Dataset records
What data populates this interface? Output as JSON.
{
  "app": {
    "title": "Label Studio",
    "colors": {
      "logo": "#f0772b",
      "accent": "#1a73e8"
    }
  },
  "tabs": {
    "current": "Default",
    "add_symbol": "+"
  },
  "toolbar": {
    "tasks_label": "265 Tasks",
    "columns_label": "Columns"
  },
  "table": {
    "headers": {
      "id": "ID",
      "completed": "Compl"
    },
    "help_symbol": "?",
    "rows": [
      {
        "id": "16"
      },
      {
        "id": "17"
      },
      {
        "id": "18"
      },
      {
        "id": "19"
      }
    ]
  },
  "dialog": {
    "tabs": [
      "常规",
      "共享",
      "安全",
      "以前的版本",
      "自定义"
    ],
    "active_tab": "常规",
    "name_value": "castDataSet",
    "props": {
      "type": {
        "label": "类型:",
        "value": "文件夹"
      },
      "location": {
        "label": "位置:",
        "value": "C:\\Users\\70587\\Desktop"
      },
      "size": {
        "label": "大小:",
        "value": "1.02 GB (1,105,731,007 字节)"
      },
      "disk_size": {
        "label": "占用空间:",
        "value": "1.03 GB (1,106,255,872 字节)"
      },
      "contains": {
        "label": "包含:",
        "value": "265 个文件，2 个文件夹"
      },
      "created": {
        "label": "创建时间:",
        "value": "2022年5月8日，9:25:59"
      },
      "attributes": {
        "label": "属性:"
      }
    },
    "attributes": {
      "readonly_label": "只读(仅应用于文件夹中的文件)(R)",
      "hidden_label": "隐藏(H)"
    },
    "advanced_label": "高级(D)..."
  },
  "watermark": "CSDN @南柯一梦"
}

__REQUEST__
Copy all the entries verbatim.

__SOLVED EXERCISE__
What data populates this interface? Output as JSON.
{
  "app": {
    "title": "Label Studio",
    "colors": {
      "logo": "#f0772b",
      "accent": "#1a73e8"
    }
  },
  "tabs": {
    "current": "Default",
    "add_symbol": "+"
  },
  "toolbar": {
    "tasks_label": "265 Tasks",
    "columns_label": "Columns"
  },
  "table": {
    "headers": {
      "id": "ID",
      "completed": "Compl"
    },
    "help_symbol": "?",
    "rows": [
      {
        "id": "16"
      },
      {
        "id": "17"
      },
      {
        "id": "18"
      },
      {
        "id": "19"
      }
    ]
  },
  "dialog": {
    "tabs": [
      "常规",
      "共享",
      "安全",
      "以前的版本",
      "自定义"
    ],
    "active_tab": "常规",
    "name_value": "castDataSet",
    "props": {
      "type": {
        "label": "类型:",
        "value": "文件夹"
      },
      "location": {
        "label": "位置:",
        "value": "C:\\Users\\70587\\Desktop"
      },
      "size": {
        "label": "大小:",
        "value": "1.02 GB (1,105,731,007 字节)"
      },
      "disk_size": {
        "label": "占用空间:",
        "value": "1.03 GB (1,106,255,872 字节)"
      },
      "contains": {
        "label": "包含:",
        "value": "265 个文件，2 个文件夹"
      },
      "created": {
        "label": "创建时间:",
        "value": "2022年5月8日，9:25:59"
      },
      "attributes": {
        "label": "属性:"
      }
    },
    "attributes": {
      "readonly_label": "只读(仅应用于文件夹中的文件)(R)",
      "hidden_label": "隐藏(H)"
    },
    "advanced_label": "高级(D)..."
  },
  "watermark": "CSDN @南柯一梦"
}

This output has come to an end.